***** Records provided

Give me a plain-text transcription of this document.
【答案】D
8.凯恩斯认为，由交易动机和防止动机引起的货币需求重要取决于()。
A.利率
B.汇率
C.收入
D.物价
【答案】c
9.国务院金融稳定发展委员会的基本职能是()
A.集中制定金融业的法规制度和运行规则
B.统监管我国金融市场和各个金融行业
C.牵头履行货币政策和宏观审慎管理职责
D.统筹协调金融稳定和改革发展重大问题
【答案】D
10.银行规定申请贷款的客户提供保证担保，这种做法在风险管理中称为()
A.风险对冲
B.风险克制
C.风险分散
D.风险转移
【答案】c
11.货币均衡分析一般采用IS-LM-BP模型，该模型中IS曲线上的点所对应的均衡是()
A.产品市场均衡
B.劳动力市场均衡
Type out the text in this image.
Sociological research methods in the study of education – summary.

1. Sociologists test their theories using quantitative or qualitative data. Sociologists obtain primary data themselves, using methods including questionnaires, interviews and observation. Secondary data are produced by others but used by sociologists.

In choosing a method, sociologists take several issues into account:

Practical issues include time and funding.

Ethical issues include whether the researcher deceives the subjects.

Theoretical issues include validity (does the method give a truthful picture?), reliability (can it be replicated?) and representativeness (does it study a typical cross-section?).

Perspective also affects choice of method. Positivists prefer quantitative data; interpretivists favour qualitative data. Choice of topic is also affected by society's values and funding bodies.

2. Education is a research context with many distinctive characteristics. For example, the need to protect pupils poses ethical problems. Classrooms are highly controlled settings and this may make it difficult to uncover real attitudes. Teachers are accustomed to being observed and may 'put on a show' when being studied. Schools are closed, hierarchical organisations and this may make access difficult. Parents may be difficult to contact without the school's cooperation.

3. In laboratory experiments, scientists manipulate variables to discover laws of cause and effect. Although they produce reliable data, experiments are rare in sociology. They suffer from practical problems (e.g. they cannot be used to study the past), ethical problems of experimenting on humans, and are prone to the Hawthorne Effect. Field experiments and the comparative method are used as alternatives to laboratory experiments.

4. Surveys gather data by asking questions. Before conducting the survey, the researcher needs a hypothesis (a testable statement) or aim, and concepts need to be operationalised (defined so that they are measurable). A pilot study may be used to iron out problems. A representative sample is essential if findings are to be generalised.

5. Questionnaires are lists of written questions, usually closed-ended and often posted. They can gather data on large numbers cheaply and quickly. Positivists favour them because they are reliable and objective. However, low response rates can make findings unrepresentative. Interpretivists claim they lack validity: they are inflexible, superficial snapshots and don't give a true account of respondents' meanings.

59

**********

Job: Filter the entries and copy out every line with the word "include".

The completed task:
Practical issues include time and funding.
Ethical issues include whether the researcher deceives the subjects.
Theoretical issues include validity (does the method give a truthful picture?), reliability (can it be replicated?) and representativeness (does it study a typical cross-section?).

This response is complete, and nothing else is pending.